Write out every record in full, exactly as written, please.

[Dataset listings of figures]
- - -
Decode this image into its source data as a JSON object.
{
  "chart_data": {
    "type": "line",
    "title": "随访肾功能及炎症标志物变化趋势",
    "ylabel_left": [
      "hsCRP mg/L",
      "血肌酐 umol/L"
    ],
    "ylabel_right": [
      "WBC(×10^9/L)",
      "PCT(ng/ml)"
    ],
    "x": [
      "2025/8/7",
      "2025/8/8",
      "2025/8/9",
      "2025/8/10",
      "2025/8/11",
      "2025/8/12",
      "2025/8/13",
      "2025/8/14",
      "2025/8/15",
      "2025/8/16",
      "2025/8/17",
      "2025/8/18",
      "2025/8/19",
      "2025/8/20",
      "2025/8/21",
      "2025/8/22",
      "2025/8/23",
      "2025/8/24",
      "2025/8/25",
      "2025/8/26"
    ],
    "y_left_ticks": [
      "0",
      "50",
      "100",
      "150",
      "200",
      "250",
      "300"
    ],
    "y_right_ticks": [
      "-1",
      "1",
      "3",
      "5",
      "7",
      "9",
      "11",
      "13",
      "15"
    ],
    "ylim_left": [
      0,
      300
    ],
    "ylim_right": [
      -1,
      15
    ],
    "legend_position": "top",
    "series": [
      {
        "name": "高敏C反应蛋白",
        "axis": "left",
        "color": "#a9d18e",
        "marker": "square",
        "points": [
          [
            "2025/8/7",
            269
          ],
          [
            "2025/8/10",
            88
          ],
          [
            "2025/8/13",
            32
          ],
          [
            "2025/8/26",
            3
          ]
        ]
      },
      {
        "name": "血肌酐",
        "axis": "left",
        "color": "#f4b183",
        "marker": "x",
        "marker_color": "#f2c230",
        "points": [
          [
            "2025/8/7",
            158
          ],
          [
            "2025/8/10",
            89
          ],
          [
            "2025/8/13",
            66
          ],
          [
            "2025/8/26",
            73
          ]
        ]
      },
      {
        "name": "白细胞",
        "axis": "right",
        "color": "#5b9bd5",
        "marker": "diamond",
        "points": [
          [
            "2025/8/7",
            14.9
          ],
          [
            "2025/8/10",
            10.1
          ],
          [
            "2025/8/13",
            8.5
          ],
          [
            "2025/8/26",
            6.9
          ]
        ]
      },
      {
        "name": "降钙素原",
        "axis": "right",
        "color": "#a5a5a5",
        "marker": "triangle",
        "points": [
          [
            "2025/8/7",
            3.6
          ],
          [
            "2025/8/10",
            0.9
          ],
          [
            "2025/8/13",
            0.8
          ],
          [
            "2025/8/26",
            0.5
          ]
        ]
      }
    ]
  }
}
- - -
RESPONSE:
Decode this image into its source data as a JSON object.
{
  "chart_data": {
    "type": "line",
    "title": "随访肾功能及炎症标志物变化趋势",
    "ylabel_left": [
      "hsCRP mg/L",
      "血肌酐 umol/L"
    ],
    "ylabel_right": [
      "WBC(×10^9/L)",
      "PCT(ng/ml)"
    ],
    "x": [
      "2025/8/7",
      "2025/8/8",
      "2025/8/9",
      "2025/8/10",
      "2025/8/11",
      "2025/8/12",
      "2025/8/13",
      "2025/8/14",
      "2025/8/15",
      "2025/8/16",
      "2025/8/17",
      "2025/8/18",
      "2025/8/19",
      "2025/8/20",
      "2025/8/21",
      "2025/8/22",
      "2025/8/23",
      "2025/8/24",
      "2025/8/25",
      "2025/8/26"
    ],
    "y_left_ticks": [
      "0",
      "50",
      "100",
      "150",
      "200",
      "250",
      "300"
    ],
    "y_right_ticks": [
      "-1",
      "1",
      "3",
      "5",
      "7",
      "9",
      "11",
      "13",
      "15"
    ],
    "ylim_left": [
      0,
      300
    ],
    "ylim_right": [
      -1,
      15
    ],
    "legend_position": "top",
    "series": [
      {
        "name": "高敏C反应蛋白",
        "axis": "left",
        "color": "#a9d18e",
        "marker": "square",
        "points": [
          [
            "2025/8/7",
            269
          ],
          [
            "2025/8/10",
            88
          ],
          [
            "2025/8/13",
            32
          ],
          [
            "2025/8/26",
            3
          ]
        ]
      },
      {
        "name": "血肌酐",
        "axis": "left",
        "color": "#f4b183",
        "marker": "x",
        "marker_color": "#f2c230",
        "points": [
          [
            "2025/8/7",
            158
          ],
          [
            "2025/8/10",
            89
          ],
          [
            "2025/8/13",
            66
          ],
          [
            "2025/8/26",
            73
          ]
        ]
      },
      {
        "name": "白细胞",
        "axis": "right",
        "color": "#5b9bd5",
        "marker": "diamond",
        "points": [
          [
            "2025/8/7",
            14.9
          ],
          [
            "2025/8/10",
            10.1
          ],
          [
            "2025/8/13",
            8.5
          ],
          [
            "2025/8/26",
            6.9
          ]
        ]
      },
      {
        "name": "降钙素原",
        "axis": "right",
        "color": "#a5a5a5",
        "marker": "triangle",
        "points": [
          [
            "2025/8/7",
            3.6
          ],
          [
            "2025/8/10",
            0.9
          ],
          [
            "2025/8/13",
            0.8
          ],
          [
            "2025/8/26",
            0.5
          ]
        ]
      }
    ]
  }
}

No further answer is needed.